Input rows:
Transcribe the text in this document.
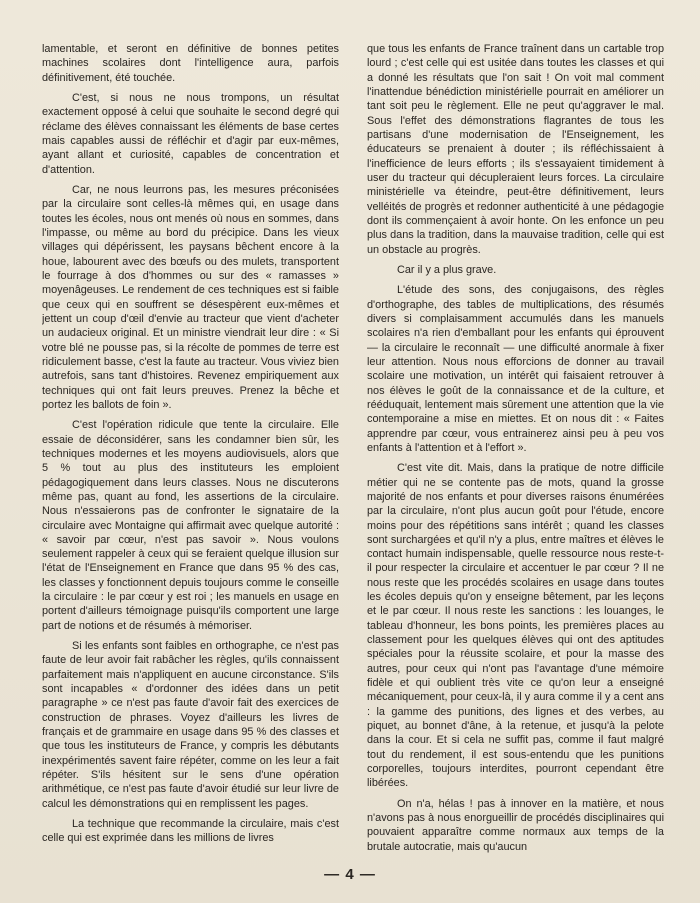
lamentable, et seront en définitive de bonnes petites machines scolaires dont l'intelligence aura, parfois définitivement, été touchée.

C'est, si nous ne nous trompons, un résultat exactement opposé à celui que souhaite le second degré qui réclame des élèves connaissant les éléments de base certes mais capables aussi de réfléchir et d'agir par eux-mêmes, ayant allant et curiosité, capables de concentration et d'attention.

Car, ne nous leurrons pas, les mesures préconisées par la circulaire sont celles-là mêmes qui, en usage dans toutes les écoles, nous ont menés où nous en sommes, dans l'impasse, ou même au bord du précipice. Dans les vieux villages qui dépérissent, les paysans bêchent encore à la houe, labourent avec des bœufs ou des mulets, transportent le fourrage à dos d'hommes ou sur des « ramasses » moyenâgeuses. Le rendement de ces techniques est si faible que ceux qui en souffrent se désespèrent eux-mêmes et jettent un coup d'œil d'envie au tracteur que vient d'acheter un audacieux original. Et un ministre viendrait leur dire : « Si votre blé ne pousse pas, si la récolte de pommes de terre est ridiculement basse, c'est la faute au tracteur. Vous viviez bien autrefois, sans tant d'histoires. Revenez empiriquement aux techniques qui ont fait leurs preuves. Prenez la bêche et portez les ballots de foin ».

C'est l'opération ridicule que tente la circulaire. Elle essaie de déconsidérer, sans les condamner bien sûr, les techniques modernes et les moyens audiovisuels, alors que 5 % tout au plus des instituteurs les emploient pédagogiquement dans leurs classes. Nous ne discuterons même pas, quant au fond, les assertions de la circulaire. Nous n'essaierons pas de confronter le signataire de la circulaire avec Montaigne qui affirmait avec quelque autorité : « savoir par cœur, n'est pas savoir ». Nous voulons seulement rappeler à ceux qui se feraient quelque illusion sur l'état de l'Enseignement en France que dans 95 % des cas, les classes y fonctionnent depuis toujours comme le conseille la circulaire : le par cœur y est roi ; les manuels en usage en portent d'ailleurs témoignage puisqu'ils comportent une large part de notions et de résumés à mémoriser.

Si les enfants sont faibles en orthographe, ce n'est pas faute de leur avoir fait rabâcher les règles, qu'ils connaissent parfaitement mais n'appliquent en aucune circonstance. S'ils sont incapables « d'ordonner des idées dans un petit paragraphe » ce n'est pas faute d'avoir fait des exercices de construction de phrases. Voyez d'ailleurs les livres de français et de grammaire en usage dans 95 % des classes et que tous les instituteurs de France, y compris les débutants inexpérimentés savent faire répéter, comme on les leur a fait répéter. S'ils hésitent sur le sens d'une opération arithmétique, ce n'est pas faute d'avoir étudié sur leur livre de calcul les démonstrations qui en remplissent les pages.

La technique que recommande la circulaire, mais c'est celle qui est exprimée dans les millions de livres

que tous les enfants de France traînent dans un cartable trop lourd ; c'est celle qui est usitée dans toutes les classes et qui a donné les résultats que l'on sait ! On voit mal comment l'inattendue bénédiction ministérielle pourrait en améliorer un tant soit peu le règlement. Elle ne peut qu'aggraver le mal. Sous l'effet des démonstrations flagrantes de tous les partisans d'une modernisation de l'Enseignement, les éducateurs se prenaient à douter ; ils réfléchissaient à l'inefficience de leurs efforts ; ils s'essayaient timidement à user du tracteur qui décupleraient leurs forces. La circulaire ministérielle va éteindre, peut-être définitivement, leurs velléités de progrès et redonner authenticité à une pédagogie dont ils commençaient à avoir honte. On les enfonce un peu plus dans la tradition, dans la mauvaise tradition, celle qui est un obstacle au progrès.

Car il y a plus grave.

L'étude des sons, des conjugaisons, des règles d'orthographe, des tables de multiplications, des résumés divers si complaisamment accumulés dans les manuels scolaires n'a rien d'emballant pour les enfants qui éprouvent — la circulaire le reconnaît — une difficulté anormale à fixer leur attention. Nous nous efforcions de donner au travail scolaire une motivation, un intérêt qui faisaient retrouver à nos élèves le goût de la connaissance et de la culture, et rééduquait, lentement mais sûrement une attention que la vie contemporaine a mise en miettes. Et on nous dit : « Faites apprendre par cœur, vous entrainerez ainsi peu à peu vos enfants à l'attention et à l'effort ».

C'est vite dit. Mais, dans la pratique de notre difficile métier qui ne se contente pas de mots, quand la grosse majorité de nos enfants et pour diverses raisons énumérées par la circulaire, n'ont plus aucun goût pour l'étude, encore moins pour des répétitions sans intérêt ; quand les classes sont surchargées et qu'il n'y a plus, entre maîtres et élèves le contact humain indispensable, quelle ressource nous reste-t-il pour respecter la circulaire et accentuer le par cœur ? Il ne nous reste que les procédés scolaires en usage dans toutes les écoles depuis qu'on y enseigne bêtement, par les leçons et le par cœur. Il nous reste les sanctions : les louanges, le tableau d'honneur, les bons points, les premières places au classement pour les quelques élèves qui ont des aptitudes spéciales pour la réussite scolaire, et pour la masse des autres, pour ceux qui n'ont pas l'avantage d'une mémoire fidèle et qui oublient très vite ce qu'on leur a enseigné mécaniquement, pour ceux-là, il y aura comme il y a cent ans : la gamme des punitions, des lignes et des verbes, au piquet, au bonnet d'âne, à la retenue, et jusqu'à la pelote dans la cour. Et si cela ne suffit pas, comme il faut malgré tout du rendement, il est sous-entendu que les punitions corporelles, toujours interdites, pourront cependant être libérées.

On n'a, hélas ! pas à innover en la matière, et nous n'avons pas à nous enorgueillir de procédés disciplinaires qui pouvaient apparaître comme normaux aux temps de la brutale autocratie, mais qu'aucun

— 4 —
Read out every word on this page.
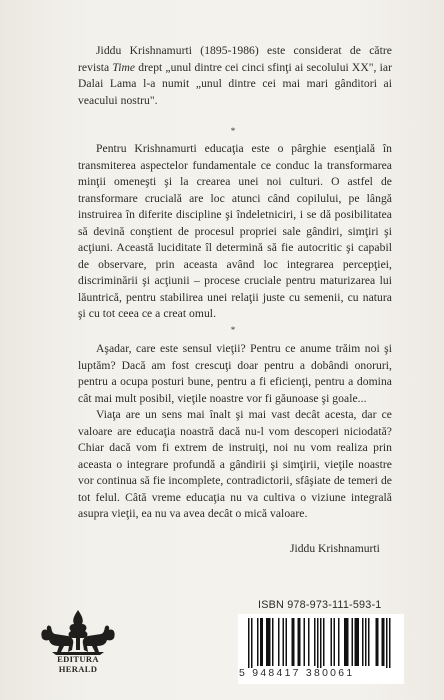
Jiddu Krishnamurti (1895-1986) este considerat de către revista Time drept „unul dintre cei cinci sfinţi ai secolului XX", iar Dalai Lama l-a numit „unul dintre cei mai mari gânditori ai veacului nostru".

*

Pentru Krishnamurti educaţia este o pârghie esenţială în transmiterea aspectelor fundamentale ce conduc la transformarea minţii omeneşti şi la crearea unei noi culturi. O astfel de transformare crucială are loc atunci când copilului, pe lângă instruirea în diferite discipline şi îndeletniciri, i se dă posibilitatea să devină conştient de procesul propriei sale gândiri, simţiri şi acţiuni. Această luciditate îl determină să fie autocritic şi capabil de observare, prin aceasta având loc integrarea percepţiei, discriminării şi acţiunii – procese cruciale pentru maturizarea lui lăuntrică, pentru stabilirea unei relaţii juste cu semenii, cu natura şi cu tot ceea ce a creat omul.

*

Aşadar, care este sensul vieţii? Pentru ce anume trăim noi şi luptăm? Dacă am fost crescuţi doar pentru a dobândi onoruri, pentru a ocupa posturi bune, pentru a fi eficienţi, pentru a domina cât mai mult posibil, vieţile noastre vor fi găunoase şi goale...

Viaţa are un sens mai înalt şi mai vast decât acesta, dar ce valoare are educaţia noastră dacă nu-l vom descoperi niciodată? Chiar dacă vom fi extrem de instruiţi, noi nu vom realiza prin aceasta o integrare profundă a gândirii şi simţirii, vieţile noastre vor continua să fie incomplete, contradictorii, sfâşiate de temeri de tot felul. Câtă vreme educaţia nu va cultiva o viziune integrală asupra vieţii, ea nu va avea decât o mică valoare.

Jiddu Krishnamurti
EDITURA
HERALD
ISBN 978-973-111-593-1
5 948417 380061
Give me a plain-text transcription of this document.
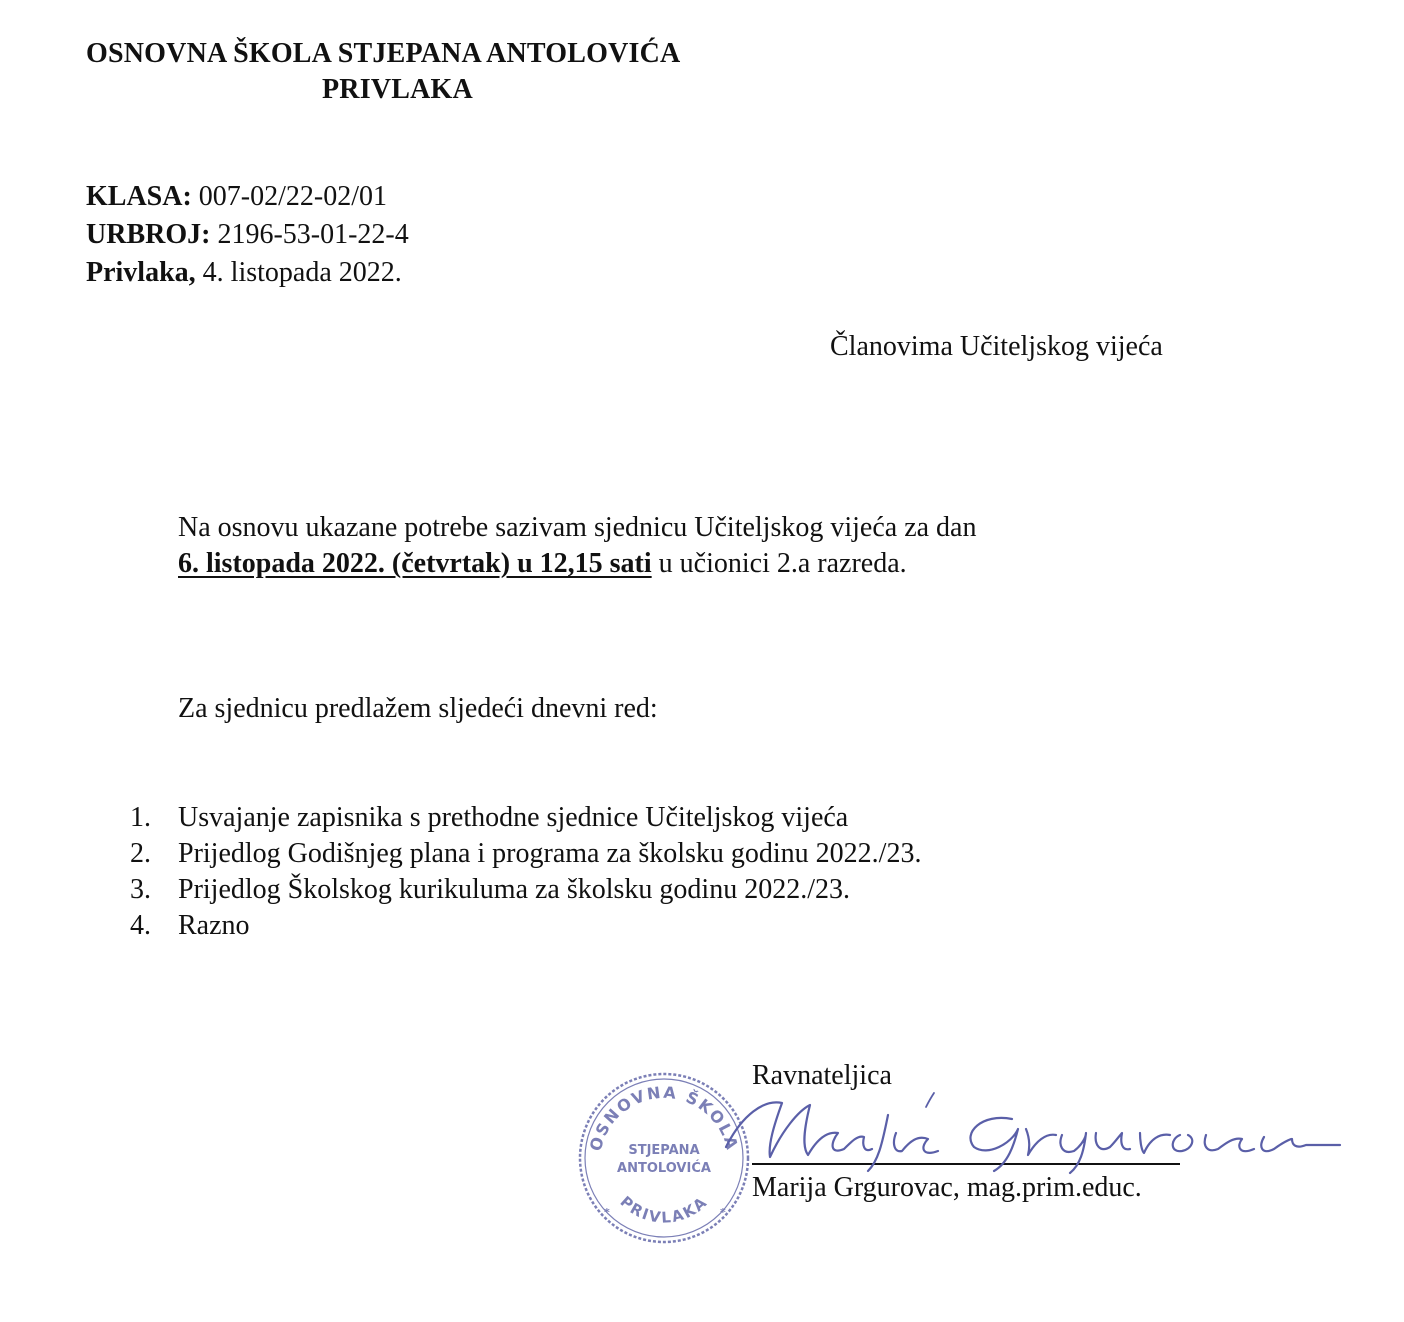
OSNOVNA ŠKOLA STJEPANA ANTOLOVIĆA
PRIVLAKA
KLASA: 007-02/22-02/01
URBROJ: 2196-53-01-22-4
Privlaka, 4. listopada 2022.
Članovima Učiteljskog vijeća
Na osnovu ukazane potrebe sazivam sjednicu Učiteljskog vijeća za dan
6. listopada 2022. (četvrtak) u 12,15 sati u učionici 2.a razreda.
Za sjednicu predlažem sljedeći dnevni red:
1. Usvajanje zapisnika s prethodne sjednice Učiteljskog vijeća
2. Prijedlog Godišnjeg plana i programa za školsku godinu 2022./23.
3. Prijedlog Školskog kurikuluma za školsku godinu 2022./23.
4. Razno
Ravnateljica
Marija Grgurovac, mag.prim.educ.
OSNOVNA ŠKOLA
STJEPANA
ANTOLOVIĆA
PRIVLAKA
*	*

Directions:
Return from the data every line that holds "listopada".

Exercise solution:
Privlaka, 4. listopada 2022.
6. listopada 2022. (četvrtak) u 12,15 sati u učionici 2.a razreda.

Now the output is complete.